_THE PROBLEM:_ Copy out every line that contains "δεξαμενὴν".

_INPUT FOR THIS TASK:_
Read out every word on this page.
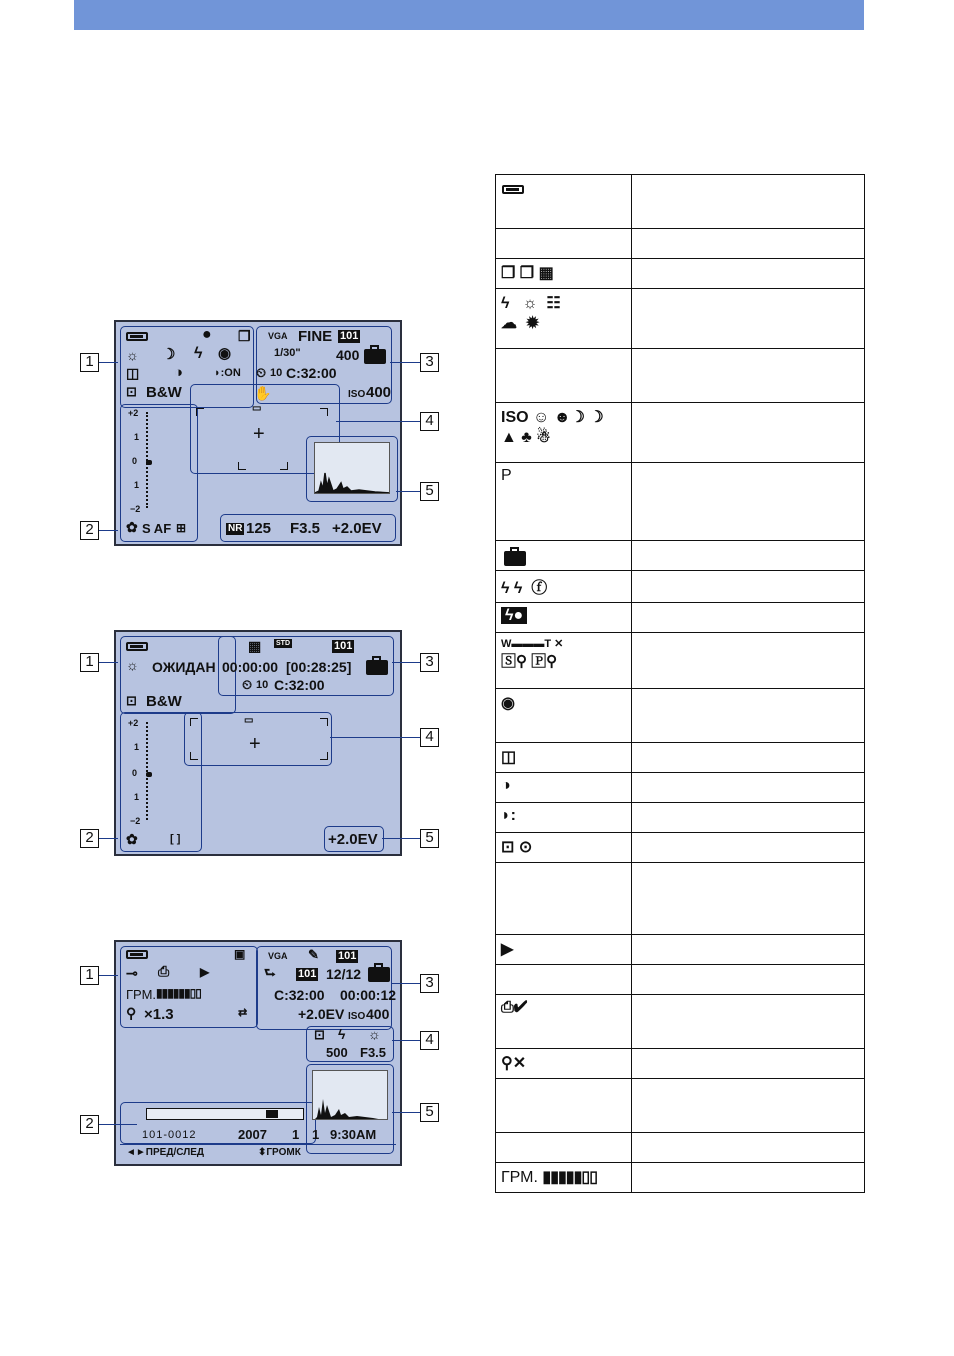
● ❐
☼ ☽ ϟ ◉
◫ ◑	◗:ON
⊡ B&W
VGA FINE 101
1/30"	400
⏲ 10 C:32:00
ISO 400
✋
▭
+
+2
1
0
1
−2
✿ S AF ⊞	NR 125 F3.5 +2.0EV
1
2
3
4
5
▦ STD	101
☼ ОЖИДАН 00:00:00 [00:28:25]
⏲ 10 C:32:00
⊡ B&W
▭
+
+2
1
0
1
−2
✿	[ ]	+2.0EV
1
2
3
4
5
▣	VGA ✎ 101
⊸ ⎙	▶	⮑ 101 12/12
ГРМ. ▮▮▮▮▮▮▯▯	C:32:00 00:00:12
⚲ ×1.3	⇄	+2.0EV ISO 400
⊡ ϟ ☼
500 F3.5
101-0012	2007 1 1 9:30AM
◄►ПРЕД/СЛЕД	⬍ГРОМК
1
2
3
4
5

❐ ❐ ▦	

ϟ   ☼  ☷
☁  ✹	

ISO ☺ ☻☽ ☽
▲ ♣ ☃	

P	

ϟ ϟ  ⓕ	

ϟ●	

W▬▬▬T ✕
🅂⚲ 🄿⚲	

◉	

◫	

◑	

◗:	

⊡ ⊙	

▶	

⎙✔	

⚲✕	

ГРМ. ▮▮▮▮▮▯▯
* * *
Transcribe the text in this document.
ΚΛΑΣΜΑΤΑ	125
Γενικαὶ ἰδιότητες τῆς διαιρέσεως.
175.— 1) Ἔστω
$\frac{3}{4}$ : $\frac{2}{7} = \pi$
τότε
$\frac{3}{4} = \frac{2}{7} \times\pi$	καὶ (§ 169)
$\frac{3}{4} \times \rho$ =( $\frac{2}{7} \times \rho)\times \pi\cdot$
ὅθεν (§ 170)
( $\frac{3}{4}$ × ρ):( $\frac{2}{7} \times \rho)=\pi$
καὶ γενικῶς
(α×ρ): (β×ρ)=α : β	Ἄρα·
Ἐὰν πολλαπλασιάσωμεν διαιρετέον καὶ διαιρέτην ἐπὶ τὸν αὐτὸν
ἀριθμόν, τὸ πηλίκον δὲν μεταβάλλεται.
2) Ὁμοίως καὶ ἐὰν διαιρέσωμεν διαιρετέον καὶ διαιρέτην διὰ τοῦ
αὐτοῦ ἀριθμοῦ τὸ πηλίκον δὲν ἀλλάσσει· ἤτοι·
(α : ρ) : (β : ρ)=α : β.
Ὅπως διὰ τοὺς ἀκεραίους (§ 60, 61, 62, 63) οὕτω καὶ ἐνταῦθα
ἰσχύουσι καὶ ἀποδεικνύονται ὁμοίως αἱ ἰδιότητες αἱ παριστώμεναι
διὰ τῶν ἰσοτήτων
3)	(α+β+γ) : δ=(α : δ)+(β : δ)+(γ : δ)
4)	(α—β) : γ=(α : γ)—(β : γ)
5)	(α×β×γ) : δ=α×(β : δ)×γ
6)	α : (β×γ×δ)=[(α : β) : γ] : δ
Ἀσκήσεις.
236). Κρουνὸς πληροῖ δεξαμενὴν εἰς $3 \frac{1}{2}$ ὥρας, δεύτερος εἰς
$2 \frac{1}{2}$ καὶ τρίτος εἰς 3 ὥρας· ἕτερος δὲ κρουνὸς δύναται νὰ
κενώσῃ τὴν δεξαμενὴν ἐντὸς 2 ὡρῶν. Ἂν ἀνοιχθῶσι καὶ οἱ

_CORRECT OUTPUT:_
236). Κρουνὸς πληροῖ δεξαμενὴν εἰς $3 \frac{1}{2}$ ὥρας, δεύτερος εἰς
κενώσῃ τὴν δεξαμενὴν ἐντὸς 2 ὡρῶν. Ἂν ἀνοιχθῶσι καὶ οἱ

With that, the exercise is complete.